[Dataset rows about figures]
________

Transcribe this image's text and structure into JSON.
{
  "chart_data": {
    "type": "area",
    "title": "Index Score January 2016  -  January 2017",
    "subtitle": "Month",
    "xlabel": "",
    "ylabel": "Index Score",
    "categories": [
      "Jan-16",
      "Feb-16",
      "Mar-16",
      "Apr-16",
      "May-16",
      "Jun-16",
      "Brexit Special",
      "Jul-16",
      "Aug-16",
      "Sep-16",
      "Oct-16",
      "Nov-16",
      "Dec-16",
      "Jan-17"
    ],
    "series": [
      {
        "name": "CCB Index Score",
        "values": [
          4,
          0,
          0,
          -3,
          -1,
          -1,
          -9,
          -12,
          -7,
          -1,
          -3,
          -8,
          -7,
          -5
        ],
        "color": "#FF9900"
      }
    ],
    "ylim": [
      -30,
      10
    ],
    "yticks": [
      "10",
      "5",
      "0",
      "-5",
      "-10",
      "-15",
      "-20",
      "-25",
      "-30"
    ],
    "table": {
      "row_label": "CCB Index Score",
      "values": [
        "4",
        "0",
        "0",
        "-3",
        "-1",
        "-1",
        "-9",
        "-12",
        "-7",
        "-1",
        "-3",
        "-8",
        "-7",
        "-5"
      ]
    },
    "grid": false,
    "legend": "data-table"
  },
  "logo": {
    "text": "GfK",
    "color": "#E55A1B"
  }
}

________

#### The problem:
Repeat back the data above, exact to the last character.

#### Full answer:
Transcribe this image's text and structure into JSON.
{
  "chart_data": {
    "type": "area",
    "title": "Index Score January 2016  -  January 2017",
    "subtitle": "Month",
    "xlabel": "",
    "ylabel": "Index Score",
    "categories": [
      "Jan-16",
      "Feb-16",
      "Mar-16",
      "Apr-16",
      "May-16",
      "Jun-16",
      "Brexit Special",
      "Jul-16",
      "Aug-16",
      "Sep-16",
      "Oct-16",
      "Nov-16",
      "Dec-16",
      "Jan-17"
    ],
    "series": [
      {
        "name": "CCB Index Score",
        "values": [
          4,
          0,
          0,
          -3,
          -1,
          -1,
          -9,
          -12,
          -7,
          -1,
          -3,
          -8,
          -7,
          -5
        ],
        "color": "#FF9900"
      }
    ],
    "ylim": [
      -30,
      10
    ],
    "yticks": [
      "10",
      "5",
      "0",
      "-5",
      "-10",
      "-15",
      "-20",
      "-25",
      "-30"
    ],
    "table": {
      "row_label": "CCB Index Score",
      "values": [
        "4",
        "0",
        "0",
        "-3",
        "-1",
        "-1",
        "-9",
        "-12",
        "-7",
        "-1",
        "-3",
        "-8",
        "-7",
        "-5"
      ]
    },
    "grid": false,
    "legend": "data-table"
  },
  "logo": {
    "text": "GfK",
    "color": "#E55A1B"
  }
}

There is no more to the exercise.